## EXERCISE TASKS
1/ List every person named in the post about the Army of Darkness screening, including its byline.
2/ Carry on the post about the Army of Darkness screening from its last sentence.

## SUPPLIED TEXT

Chris Walsh (chris_walsh) wrote,
Chris Walsh
chris_walsh

Insert "Groovy" and "Hail to the King, Baby" here (Army of Darkness!)

“Dude, we have a blind man at this screening. That’s how bad-ass this film is.” – Fatboy Roberts, Friday 11/7/08 before the special showing of Army of Darkness
I can vouch for that. I saw the guy leaving the Bagdad Theater and Pub after the film. Army of Darkness is fun enough in its dialogue, sound effects and music to be enjoyed with the non-sight senses! Take that, Silent Movie!

The one way the screening could’ve been more bad-ass was if Bruce Campbell had been able to attend, but he’s touring the country with his latest film My Name Is Bruce so he was simply there in spirit, and of course on the big Bagdad screen. By slightly after 11 that night the theater was packed. Cort and Fatboy, done with their usual live remote early (they’d record a segment, start playing it, and record the next segment immediately while the earlier bit, some songs and the ads played; is it like time travel on the radio? Kind of), then floated around visiting people.

## LISTED RECORDS
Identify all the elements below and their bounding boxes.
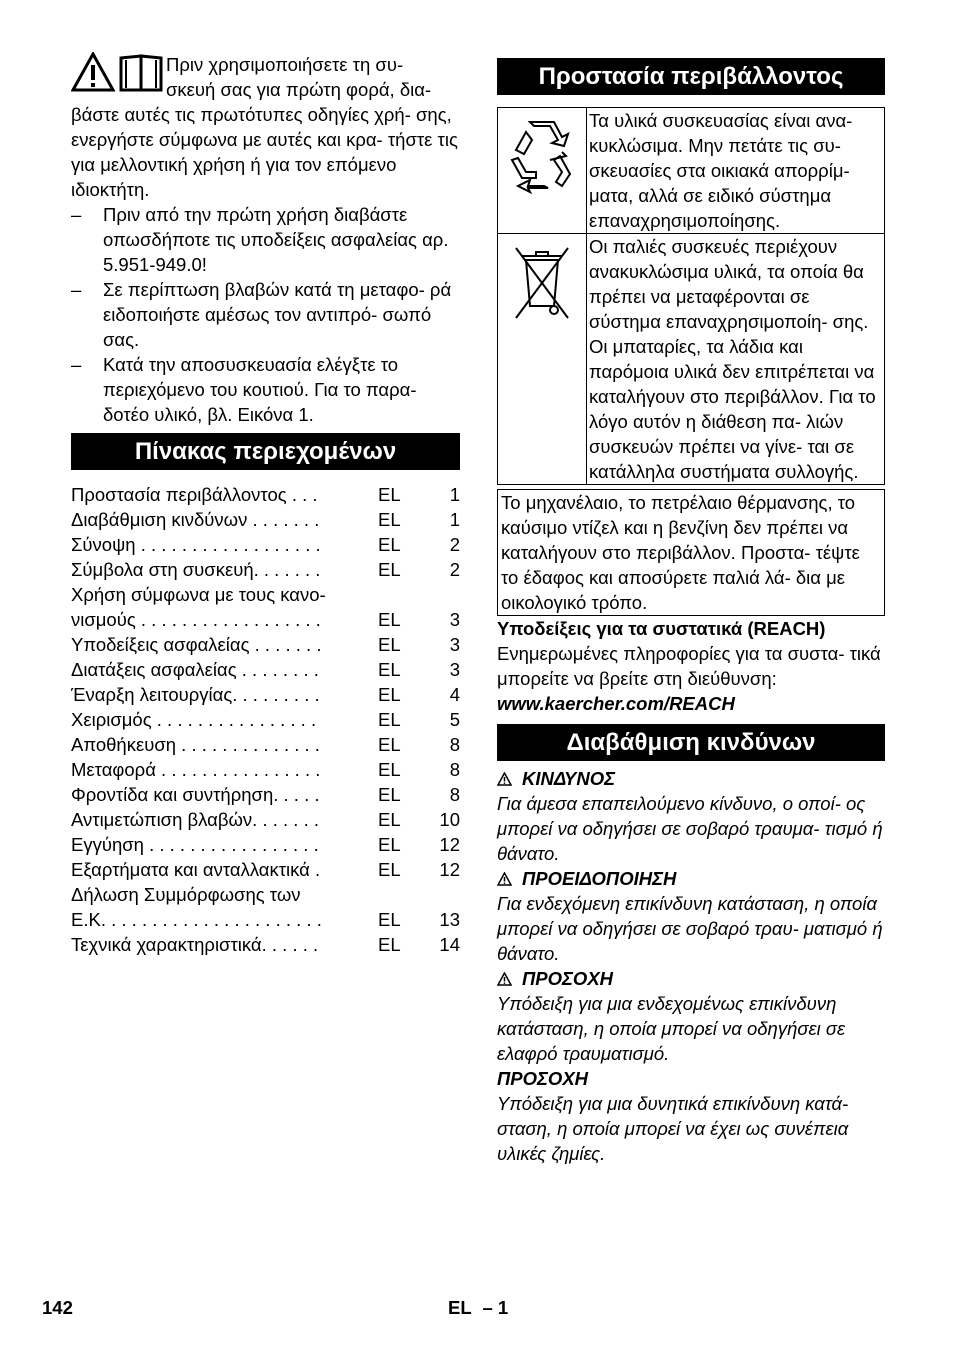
hazard-heading: Διαβάθμιση κινδύνων xyxy=(497,724,885,761)
toc-entry-page: 8 xyxy=(449,734,460,755)
toc-entry-page: 12 xyxy=(439,834,460,855)
toc-leader-dots: . . . . . . . xyxy=(253,559,321,580)
manual-book-icon xyxy=(121,56,161,90)
toc-entry-page: 2 xyxy=(449,559,460,580)
toc-entry-label xyxy=(71,632,364,657)
toc-entry-lang: EL xyxy=(378,534,401,555)
toc-entry-label xyxy=(71,907,364,932)
toc-entry-title: Διατάξεις ασφαλείας xyxy=(71,659,237,680)
toc-entry-title: Προστασία περιβάλλοντος xyxy=(71,484,287,505)
toc-entry-lang: EL xyxy=(378,784,401,805)
table-row xyxy=(498,234,885,485)
toc-leader-dots: . . . . . xyxy=(273,784,320,805)
intro-line-2: σκευή σας για πρώτη φορά, δια- xyxy=(166,79,432,100)
toc-entry-lang: EL xyxy=(378,634,401,655)
crossed-bin-icon xyxy=(512,242,572,322)
toc-entry[interactable] xyxy=(71,782,460,807)
toc-leader-dots: . . . . . . . . . xyxy=(232,684,320,705)
toc-entry[interactable] xyxy=(71,682,460,707)
intro-text: βάστε αυτές τις πρωτότυπες οδηγίες χρή- σης, ενεργήστε σύμφωνα με αυτές και κρα- τήστε τις για μελλοντική χρήση ή για τον επόμενο ιδιοκτήτη. xyxy=(71,104,458,200)
toc-entry-title: Έναρξη λειτουργίας xyxy=(71,684,233,705)
toc-entry-title: Ε.Κ. xyxy=(71,909,106,930)
toc-leader-dots: . . . . . . . . . . . . . . . . xyxy=(151,709,317,730)
toc-entry-title: Τεχνικά χαρακτηριστικά xyxy=(71,934,262,955)
footer-section-page: – 1 xyxy=(482,1297,509,1318)
toc-entry-title: Διαβάθμιση κινδύνων xyxy=(71,509,248,530)
toc-entry-title: Υποδείξεις ασφαλείας xyxy=(71,634,250,655)
crossed-bin-icon-cell xyxy=(498,234,587,485)
toc-entry-label xyxy=(71,482,364,507)
toc-entry-title: Χειρισμός xyxy=(71,709,152,730)
toc-entry[interactable] xyxy=(71,932,460,957)
toc-entry-lang: EL xyxy=(378,734,401,755)
toc-entry-title: Μεταφορά xyxy=(71,759,156,780)
environment-table xyxy=(497,107,885,485)
toc-leader-dots: . . . . . . . xyxy=(247,509,320,530)
environment-heading: Προστασία περιβάλλοντος xyxy=(497,58,885,95)
toc-entry[interactable] xyxy=(71,607,460,632)
toc-entry-page: 10 xyxy=(439,809,460,830)
toc-entry-page: 8 xyxy=(449,784,460,805)
warning-triangle-icon xyxy=(497,772,512,786)
table-of-contents xyxy=(71,482,460,957)
toc-entry-label xyxy=(71,832,364,857)
toc-entry-page: 1 xyxy=(449,484,460,505)
intro-bullet: – Κατά την αποσυσκευασία ελέγξτε το περιεχόμενο του κουτιού. Για το παρα- δοτέο υλικό, βλ. Εικόνα 1. xyxy=(71,352,460,427)
caution-label xyxy=(497,966,885,991)
toc-entry-lang: EL xyxy=(378,709,401,730)
toc-entry-title-line xyxy=(71,882,460,907)
toc-entry-label xyxy=(71,707,364,732)
intro-icons xyxy=(71,52,166,98)
reach-text: Ενημερωμένες πληροφορίες για τα συστα- τικά μπορείτε να βρείτε στη διεύθυνση: xyxy=(497,643,881,689)
oil-notice-box: Το μηχανέλαιο, το πετρέλαιο θέρμανσης, το καύσιμο ντίζελ και η βενζίνη δεν πρέπει να καταλήγουν στο περιβάλλον. Προστα- τέψτε το έδαφος και αποσύρετε παλιά λά- δια με οικολογικό τρόπο. xyxy=(497,489,885,616)
toc-entry[interactable] xyxy=(71,907,460,932)
toc-entry-label xyxy=(71,857,364,882)
toc-entry-lang: EL xyxy=(378,559,401,580)
toc-entry-title-line xyxy=(71,582,460,607)
toc-leader-dots: . . . . . . . . . . . . . . . . . . xyxy=(135,534,321,555)
toc-entry-page: 8 xyxy=(449,759,460,780)
intro-bullet: – Πριν από την πρώτη χρήση διαβάστε οπωσδήποτε τις υποδείξεις ασφαλείας αρ. 5.951-949.0! xyxy=(71,202,460,277)
toc-entry-title: Χρήση σύμφωνα με τους κανο- xyxy=(71,584,326,605)
toc-entry-label xyxy=(71,657,364,682)
warning-label-text: ΠΡΟΕΙΔΟΠΟΙΗΣΗ xyxy=(522,868,677,889)
warning-text: Για ενδεχόμενη επικίνδυνη κατάσταση, η οποία μπορεί να οδηγήσει σε σοβαρό τραυ- ματισμό ή θάνατο. xyxy=(497,893,883,964)
toc-entry-label xyxy=(71,507,364,532)
reach-heading: Υποδείξεις για τα συστατικά (REACH) xyxy=(497,618,826,639)
toc-entry-label xyxy=(71,782,364,807)
toc-entry[interactable] xyxy=(71,657,460,682)
warning-label xyxy=(497,866,885,891)
toc-entry-page: 12 xyxy=(439,859,460,880)
toc-entry[interactable] xyxy=(71,832,460,857)
toc-entry-lang: EL xyxy=(378,509,401,530)
toc-entry-lang: EL xyxy=(378,809,401,830)
reach-url-link[interactable]: www.kaercher.com/REACH xyxy=(497,693,735,714)
toc-entry[interactable] xyxy=(71,507,460,532)
toc-entry-lang: EL xyxy=(378,484,401,505)
caution-label-text: ΠΡΟΣΟΧΗ xyxy=(522,968,614,989)
intro-line-1: Πριν χρησιμοποιήσετε τη συ- xyxy=(166,54,404,75)
toc-entry-label xyxy=(71,932,364,957)
toc-entry-title: Σύνοψη xyxy=(71,534,136,555)
danger-text: Για άμεσα επαπειλούμενο κίνδυνο, ο οποί- ος μπορεί να οδηγήσει σε σοβαρό τραυμα- τισμό ή θάνατο. xyxy=(497,793,883,864)
toc-leader-dots: . . . . . . . xyxy=(252,809,319,830)
toc-leader-dots: . . . . . . . . . . . . . . . . . . xyxy=(135,609,321,630)
toc-entry-label xyxy=(71,732,364,757)
notice-label: ΠΡΟΣΟΧΗ xyxy=(497,1068,589,1089)
toc-leader-dots: . . . . . . . xyxy=(249,634,322,655)
toc-entry-page: 13 xyxy=(439,909,460,930)
toc-entry-title: Αποθήκευση xyxy=(71,734,177,755)
toc-leader-dots: . . . xyxy=(286,484,318,505)
disposal-text: Οι παλιές συσκευές περιέχουν ανακυκλώσιμα υλικά, τα οποία θα πρέπει να μεταφέρονται σε σύστημα επαναχρησιμοποίη- σης. Οι μπαταρίες, τα λάδια και παρόμοια υλικά δεν επιτρέπεται να καταλήγουν στο περιβάλλον. Για το λόγο αυτόν η διάθεση πα- λιών συσκευών πρέπει να γίνε- ται σε κατάλληλα συστήματα συλλογής. xyxy=(587,234,885,485)
footer-lang: EL xyxy=(448,1297,472,1318)
warning-triangle-icon xyxy=(497,972,512,986)
toc-entry-lang: EL xyxy=(378,684,401,705)
toc-entry-lang: EL xyxy=(378,909,401,930)
toc-leader-dots: . . . . . . . . . . . . . . . . . xyxy=(143,834,319,855)
footer-section-label xyxy=(448,1297,508,1319)
toc-entry-title: Φροντίδα και συντήρηση xyxy=(71,784,274,805)
danger-label-text: ΚΙΝΔΥΝΟΣ xyxy=(522,768,616,789)
toc-entry-page: 14 xyxy=(439,934,460,955)
caution-text: Υπόδειξη για μια ενδεχομένως επικίνδυνη κατάσταση, η οποία μπορεί να οδηγήσει σε ελαφρό τραυματισμό. xyxy=(497,993,846,1064)
table-row xyxy=(498,108,885,234)
toc-entry-page: 2 xyxy=(449,534,460,555)
toc-heading: Πίνακας περιεχομένων xyxy=(71,433,460,470)
toc-entry-page: 3 xyxy=(449,609,460,630)
toc-entry-lang: EL xyxy=(378,609,401,630)
toc-entry-label xyxy=(71,607,364,632)
toc-entry-page: 3 xyxy=(449,634,460,655)
left-column xyxy=(71,52,460,957)
toc-entry[interactable] xyxy=(71,757,460,782)
toc-entry[interactable] xyxy=(71,482,460,507)
warning-triangle-icon xyxy=(497,872,512,886)
toc-entry-lang: EL xyxy=(378,834,401,855)
toc-leader-dots: . . . . . . . . xyxy=(236,659,319,680)
toc-entry-lang: EL xyxy=(378,759,401,780)
toc-entry-title: Εξαρτήματα και ανταλλακτικά xyxy=(71,859,310,880)
intro-bullet: – Σε περίπτωση βλαβών κατά τη μεταφο- ρά ειδοποιήστε αμέσως τον αντιπρό- σωπό σας. xyxy=(71,277,460,352)
toc-entry-title: Σύμβολα στη συσκευή xyxy=(71,559,254,580)
toc-leader-dots: . . . . . . . . . . . . . . . . xyxy=(155,759,321,780)
toc-leader-dots: . . . . . . xyxy=(261,934,319,955)
toc-entry[interactable] xyxy=(71,707,460,732)
danger-label xyxy=(497,766,885,791)
toc-entry-title: Αντιμετώπιση βλαβών xyxy=(71,809,253,830)
toc-entry-page: 5 xyxy=(449,709,460,730)
toc-entry-label xyxy=(71,807,364,832)
toc-entry-lang: EL xyxy=(378,859,401,880)
toc-entry[interactable] xyxy=(71,532,460,557)
recycle-text: Τα υλικά συσκευασίας είναι ανα- κυκλώσιμα. Μην πετάτε τις συ- σκευασίες στα οικιακά απορρίμ- ματα, αλλά σε ειδικό σύστημα επαναχρησιμοποίησης. xyxy=(587,108,885,234)
toc-entry[interactable] xyxy=(71,632,460,657)
toc-entry[interactable] xyxy=(71,857,460,882)
right-column xyxy=(497,58,885,1166)
intro-section xyxy=(71,52,460,427)
toc-entry-page: 1 xyxy=(449,509,460,530)
notice-text: Υπόδειξη για μια δυνητικά επικίνδυνη κατά- σταση, η οποία μπορεί να έχει ως συνέπεια υλικές ζημίες. xyxy=(497,1093,849,1164)
toc-entry-label xyxy=(71,532,364,557)
toc-entry-label xyxy=(71,757,364,782)
toc-entry-lang: EL xyxy=(378,659,401,680)
toc-entry-label xyxy=(71,682,364,707)
toc-leader-dots: . . . . . . . . . . . . . . . . . . . . . xyxy=(105,909,322,930)
toc-leader-dots: . xyxy=(309,859,321,880)
hazard-section xyxy=(497,766,885,1166)
toc-leader-dots: . . . . . . . . . . . . . . xyxy=(176,734,320,755)
page-number: 142 xyxy=(42,1297,73,1318)
toc-entry-title: Εγγύηση xyxy=(71,834,144,855)
toc-entry-lang: EL xyxy=(378,934,401,955)
toc-entry[interactable] xyxy=(71,732,460,757)
toc-entry-page: 3 xyxy=(449,659,460,680)
warning-triangle-icon xyxy=(73,54,113,90)
toc-entry[interactable] xyxy=(71,807,460,832)
toc-entry-page: 4 xyxy=(449,684,460,705)
toc-entry-title: νισμούς xyxy=(71,609,136,630)
recycle-icon xyxy=(504,116,580,196)
toc-entry[interactable] xyxy=(71,557,460,582)
toc-entry-title: Δήλωση Συμμόρφωσης των xyxy=(71,884,301,905)
recycle-icon-cell xyxy=(498,108,587,234)
toc-entry-label xyxy=(71,557,364,582)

## TASK RESULTS
1/ Chris Walsh, Fatboy Roberts, Bruce Campbell, Cort

2/
(The radio show included Mike “Culture Pulp” Russell reviewing the new film Role Models, Aaron “Geek in the City” Duran reviewing a new comic book adaptation of the original Evil Dead, and David “Bad Azz Mofo” Walker reviewing Troma Films’s Poultrygeist. It’s good listening, I tells ya, and not just because I’m name-checked in the first segment. I got quoted! There, I’m done bragging on myself.)

A little after 9:30, same as last time before Ghostbusters, Fatboy and I deployed to the line outside (me at the front, him at the end) and started offering tater tots to the crowd. We ran out. Apologies to the people in the line’s very middle who may not have had the chance for free tots. (And slight befuddlement at the guy who tried paying me a buck for letting him have a tot! “That’s wrong in all sorts of ways,” I told him, and didn’t take it. He was cool with that.)

The lobby mood, what I saw of it before getting into the theater, was eager and non-tense. There was a good energy to the crowd. The screening room was pretty rambunctious pre-film, as in leading to me briefly worrying Is someone going to drop something off the balcony? Is someone going to drop themselves off the balcony? Then it got less scary and just rambunctious.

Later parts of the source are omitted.